TÂCHES À EFFECTUER:
1. D'après le texte sur Pantin, pour quelle raison le propos s'ouvre-t-il sur un mea culpa ? Répondez en une à trois phrases.
2. Recopiez le passage du texte sur Pantin compris entre « Pour commencer, un » et « que l’on veut. » inclus, en substituant « chroniques » à « tribunes ».
3. Répondez aux questions suivantes à partir du texte sur Pantin :
(a) De quelle année à quelle année la personne qui écrit a-t-elle été éditorialiste au New York Times ?
(b) Quels pays sont cités comme ayant eux aussi leurs « Brooklyns » ?
(c) Que consomme-t-on dans les troquets évoqués ?

EXTRAIT DU TEXTE:

■ ■ ■ ■ ■ ■ ■

Pour commencer, un mea culpa. Éditorialiste au New York Times de 2013 à 2017, je confesse avoir repris dans mes tribunes l’étiquette « Brooklyn de Paris » pour décrire l’évolution de Pantin. J’ai ainsi contribué à coller à la ville dans laquelle je vis une marque devenue vide de sens et qui incarne un style de consommation mondialement banalisé. Car aujourd’hui on trouve des « Brooklyns » partout, que ce soit en Suède, en Angleterre ou en Allemagne. Rien de mieux, paraît-il, que l’étiquette « Brooklyn », symbole de lifestyle branché et de coolitude, pour faire vendre tout ce que l’on veut.
Pantin, avec son histoire bien particulière, mérite pourtant mieux. En s’accrochant à la marque « Brooklyn », on gomme le passé d’une ville à la population ouvrière et immigrée à coups de faux murs en briques et de troquets où l’on consomme bagels, muffins et burgers bio. Ayant vécu à Brooklyn, le vrai, j’atteste que, même là, on en a marre.

■ ■ ■ ■ ■ ■ ■

ENTRÉES:
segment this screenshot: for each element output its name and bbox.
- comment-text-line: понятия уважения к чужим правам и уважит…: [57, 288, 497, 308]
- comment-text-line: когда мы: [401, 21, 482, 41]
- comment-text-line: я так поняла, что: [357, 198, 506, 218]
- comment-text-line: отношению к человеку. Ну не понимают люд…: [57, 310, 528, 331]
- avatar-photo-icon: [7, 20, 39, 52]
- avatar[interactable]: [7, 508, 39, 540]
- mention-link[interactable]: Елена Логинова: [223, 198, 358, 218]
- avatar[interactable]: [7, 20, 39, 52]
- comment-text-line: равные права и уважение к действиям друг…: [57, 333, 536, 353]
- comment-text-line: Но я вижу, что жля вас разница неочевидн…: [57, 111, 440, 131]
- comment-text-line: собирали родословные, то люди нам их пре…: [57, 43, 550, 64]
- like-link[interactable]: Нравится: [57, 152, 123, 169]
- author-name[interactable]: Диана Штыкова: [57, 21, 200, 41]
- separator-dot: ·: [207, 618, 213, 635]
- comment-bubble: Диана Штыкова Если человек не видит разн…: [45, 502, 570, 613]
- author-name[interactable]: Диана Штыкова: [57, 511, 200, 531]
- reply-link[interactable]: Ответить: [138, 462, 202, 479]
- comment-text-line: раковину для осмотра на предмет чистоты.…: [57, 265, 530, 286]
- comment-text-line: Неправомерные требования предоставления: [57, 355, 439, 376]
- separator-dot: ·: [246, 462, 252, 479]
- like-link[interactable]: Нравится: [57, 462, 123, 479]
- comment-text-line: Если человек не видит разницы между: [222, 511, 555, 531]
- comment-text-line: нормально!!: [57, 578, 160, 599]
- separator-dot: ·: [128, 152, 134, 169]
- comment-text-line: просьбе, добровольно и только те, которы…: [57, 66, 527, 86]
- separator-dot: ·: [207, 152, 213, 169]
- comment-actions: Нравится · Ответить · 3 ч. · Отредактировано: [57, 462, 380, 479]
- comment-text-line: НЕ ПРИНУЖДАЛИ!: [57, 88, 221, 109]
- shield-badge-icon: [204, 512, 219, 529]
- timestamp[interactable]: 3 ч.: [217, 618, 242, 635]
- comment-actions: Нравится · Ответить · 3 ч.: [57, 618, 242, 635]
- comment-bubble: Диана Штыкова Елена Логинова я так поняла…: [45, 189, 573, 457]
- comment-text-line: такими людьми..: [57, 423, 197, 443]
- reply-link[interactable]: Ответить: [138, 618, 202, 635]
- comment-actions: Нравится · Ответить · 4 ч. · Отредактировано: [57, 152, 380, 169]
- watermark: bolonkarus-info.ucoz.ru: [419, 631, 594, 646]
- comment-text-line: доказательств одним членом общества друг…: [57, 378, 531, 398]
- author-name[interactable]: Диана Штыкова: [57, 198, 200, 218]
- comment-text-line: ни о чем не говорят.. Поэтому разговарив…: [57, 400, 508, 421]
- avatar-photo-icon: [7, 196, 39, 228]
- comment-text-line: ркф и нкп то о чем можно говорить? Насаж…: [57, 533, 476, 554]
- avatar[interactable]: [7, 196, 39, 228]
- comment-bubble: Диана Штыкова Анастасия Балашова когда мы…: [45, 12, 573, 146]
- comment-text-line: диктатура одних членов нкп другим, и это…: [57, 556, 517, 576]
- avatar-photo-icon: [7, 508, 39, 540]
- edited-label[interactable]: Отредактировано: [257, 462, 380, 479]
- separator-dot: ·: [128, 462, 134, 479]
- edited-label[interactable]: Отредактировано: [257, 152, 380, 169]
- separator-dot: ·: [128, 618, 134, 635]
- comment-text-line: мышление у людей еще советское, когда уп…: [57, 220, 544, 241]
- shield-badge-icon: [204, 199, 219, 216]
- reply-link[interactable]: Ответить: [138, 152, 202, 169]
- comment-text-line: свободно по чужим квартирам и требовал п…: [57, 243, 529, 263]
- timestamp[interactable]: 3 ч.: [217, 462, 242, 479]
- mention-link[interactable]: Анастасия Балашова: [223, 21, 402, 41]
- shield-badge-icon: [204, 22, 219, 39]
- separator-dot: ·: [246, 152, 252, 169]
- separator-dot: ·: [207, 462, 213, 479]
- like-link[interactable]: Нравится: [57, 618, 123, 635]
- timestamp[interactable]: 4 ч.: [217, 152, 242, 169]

■ ■ ■ ■ ■ ■ ■

RÉPONSES PAR TÂCHE:
1. En reprenant dans ses tribunes du New York Times l'étiquette « Brooklyn de Paris » pour décrire l'évolution de Pantin, l'éditorialiste a contribué à coller à la ville où il vit une marque devenue vide de sens. Cette marque incarne un style de consommation mondialement banalisé.

2.
Pour commencer, un mea culpa. Éditorialiste au New York Times de 2013 à 2017, je confesse avoir repris dans mes chroniques l’étiquette « Brooklyn de Paris » pour décrire l’évolution de Pantin. J’ai ainsi contribué à coller à la ville dans laquelle je vis une marque devenue vide de sens et qui incarne un style de consommation mondialement banalisé. Car aujourd’hui on trouve des « Brooklyns » partout, que ce soit en Suède, en Angleterre ou en Allemagne. Rien de mieux, paraît-il, que l’étiquette « Brooklyn », symbole de lifestyle branché et de coolitude, pour faire vendre tout ce que l’on veut.

3.
(a) De 2013 à 2017.
(b) La Suède, l'Angleterre et l'Allemagne.
(c) Des bagels, des muffins et des burgers bio.